▸ **Task requirements**:
Copy whichever lines contain the string "Nivene".

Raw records
---*---

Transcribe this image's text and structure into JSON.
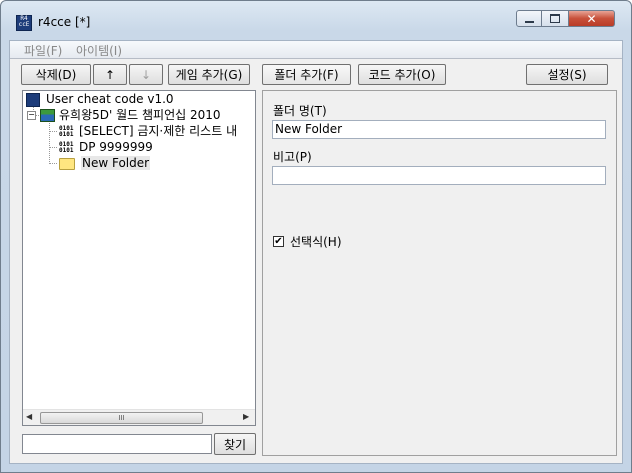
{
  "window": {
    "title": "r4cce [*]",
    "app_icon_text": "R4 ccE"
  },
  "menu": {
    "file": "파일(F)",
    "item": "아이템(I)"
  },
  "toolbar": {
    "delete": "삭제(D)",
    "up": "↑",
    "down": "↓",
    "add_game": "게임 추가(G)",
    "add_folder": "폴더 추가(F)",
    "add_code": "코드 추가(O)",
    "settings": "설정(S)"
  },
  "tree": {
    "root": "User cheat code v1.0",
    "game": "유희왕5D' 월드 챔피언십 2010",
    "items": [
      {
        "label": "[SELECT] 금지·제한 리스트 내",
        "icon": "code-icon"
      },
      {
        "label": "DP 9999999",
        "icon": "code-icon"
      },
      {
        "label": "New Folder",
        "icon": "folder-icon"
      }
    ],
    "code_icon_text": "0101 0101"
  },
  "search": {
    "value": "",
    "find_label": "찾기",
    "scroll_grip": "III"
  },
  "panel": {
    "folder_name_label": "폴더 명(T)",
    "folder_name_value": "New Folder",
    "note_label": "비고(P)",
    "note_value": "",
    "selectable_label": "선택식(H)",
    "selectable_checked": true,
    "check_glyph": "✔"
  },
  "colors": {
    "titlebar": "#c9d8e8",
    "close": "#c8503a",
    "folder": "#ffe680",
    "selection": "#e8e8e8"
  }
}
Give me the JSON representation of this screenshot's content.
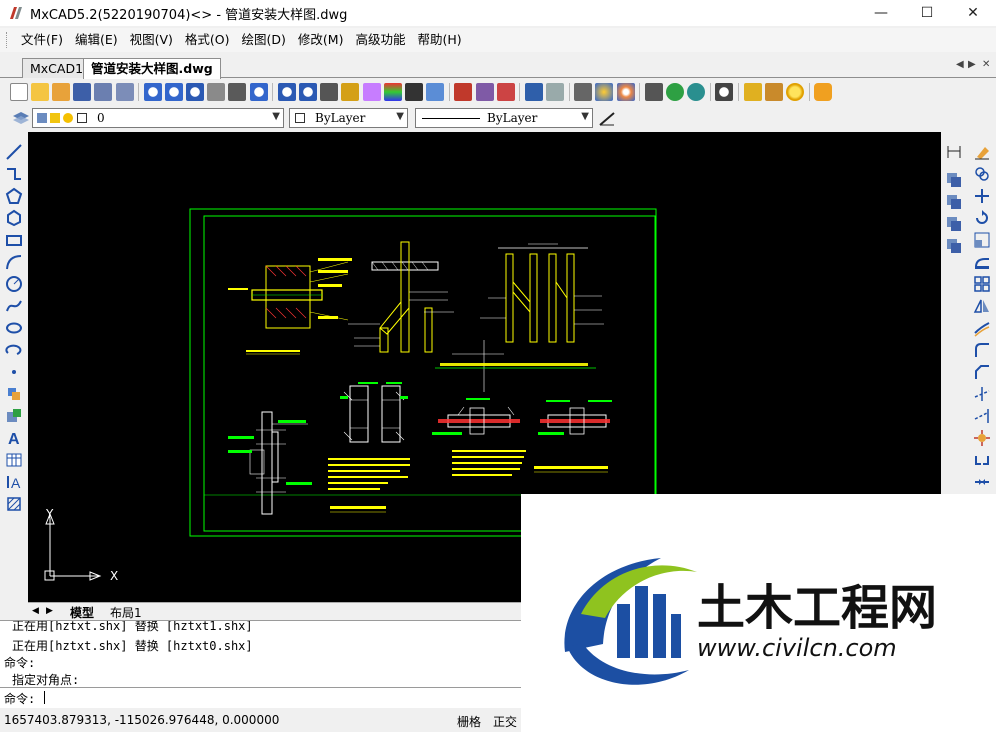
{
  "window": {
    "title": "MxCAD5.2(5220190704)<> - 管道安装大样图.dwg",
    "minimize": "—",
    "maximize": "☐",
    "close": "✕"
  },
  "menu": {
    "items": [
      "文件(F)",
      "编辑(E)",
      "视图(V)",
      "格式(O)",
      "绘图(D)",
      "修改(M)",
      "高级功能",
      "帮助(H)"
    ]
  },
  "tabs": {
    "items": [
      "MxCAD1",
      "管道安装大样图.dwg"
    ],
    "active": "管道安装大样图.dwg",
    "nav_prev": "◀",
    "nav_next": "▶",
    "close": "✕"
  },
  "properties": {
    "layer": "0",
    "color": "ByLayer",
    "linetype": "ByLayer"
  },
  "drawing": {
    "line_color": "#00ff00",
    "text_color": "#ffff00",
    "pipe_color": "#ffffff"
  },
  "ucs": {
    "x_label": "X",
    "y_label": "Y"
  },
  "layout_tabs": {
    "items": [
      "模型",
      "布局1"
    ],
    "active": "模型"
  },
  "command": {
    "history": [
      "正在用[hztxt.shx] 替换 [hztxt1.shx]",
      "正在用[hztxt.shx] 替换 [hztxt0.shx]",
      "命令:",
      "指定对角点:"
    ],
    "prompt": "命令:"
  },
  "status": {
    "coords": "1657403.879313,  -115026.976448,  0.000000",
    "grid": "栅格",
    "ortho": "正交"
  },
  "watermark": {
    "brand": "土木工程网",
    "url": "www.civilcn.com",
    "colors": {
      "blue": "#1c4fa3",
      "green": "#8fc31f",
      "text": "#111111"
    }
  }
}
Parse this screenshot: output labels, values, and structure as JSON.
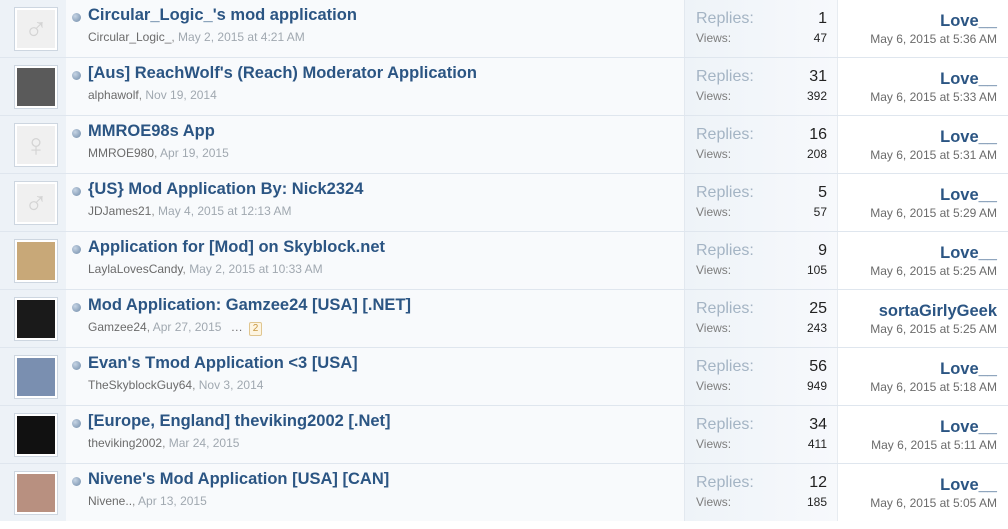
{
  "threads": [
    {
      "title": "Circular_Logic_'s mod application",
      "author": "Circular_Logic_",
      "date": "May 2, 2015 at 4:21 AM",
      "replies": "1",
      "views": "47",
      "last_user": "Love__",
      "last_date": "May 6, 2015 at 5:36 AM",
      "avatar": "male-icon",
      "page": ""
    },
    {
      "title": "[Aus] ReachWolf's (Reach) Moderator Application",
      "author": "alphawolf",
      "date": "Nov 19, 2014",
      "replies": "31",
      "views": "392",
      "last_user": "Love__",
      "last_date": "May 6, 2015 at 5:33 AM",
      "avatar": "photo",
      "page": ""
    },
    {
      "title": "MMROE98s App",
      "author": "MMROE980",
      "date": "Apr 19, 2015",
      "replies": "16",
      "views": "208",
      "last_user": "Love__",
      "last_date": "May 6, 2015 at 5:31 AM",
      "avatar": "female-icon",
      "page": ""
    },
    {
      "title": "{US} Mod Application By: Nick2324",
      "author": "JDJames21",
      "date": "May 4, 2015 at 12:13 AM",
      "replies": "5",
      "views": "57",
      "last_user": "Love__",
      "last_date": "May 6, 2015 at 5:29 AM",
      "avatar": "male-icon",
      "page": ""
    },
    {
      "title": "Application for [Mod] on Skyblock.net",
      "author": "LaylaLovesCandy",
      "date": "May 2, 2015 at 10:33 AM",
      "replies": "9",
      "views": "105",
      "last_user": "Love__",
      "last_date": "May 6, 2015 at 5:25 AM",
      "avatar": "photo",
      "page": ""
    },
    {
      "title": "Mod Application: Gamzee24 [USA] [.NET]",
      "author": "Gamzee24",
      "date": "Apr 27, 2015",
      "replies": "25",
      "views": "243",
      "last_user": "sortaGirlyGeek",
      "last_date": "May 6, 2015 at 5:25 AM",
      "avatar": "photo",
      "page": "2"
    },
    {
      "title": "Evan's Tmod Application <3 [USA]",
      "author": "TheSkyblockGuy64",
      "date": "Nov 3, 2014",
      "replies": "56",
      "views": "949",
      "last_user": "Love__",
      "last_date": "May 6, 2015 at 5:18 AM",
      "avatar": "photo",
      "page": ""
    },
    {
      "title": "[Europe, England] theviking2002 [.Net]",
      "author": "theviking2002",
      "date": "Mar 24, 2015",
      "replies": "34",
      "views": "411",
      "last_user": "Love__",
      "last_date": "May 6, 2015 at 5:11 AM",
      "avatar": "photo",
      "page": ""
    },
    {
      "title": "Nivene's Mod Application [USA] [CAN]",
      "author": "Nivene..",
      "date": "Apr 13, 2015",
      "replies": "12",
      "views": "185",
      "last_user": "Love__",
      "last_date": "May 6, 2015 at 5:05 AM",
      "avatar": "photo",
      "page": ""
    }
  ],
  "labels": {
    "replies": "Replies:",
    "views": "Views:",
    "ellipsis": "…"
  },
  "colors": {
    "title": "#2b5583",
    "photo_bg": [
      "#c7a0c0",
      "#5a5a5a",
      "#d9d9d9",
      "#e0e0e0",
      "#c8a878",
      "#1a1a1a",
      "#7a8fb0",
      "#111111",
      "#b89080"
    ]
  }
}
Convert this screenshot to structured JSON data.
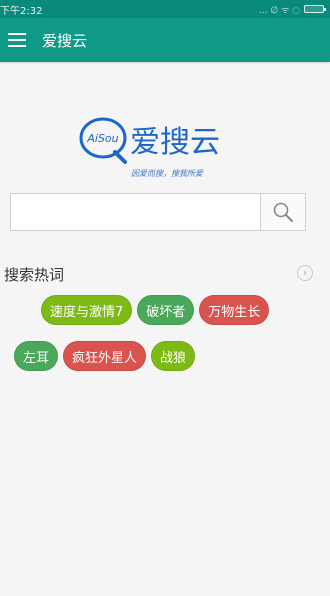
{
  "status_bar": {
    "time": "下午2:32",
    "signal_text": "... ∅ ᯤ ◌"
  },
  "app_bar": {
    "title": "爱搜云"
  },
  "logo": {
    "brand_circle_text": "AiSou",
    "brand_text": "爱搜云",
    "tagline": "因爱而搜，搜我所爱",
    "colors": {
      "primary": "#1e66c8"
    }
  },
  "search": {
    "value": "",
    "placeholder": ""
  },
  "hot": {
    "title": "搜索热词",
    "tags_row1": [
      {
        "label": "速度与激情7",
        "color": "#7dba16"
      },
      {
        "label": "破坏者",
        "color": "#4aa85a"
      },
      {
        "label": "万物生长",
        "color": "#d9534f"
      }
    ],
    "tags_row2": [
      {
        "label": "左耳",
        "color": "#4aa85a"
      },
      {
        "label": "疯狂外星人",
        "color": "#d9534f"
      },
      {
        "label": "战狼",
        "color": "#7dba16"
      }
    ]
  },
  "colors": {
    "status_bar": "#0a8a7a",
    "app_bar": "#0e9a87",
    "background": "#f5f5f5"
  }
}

---*---

▸ **Solution**:
      "title": "Nivene's Mod Application [USA] [CAN]",
      "author": "Nivene..",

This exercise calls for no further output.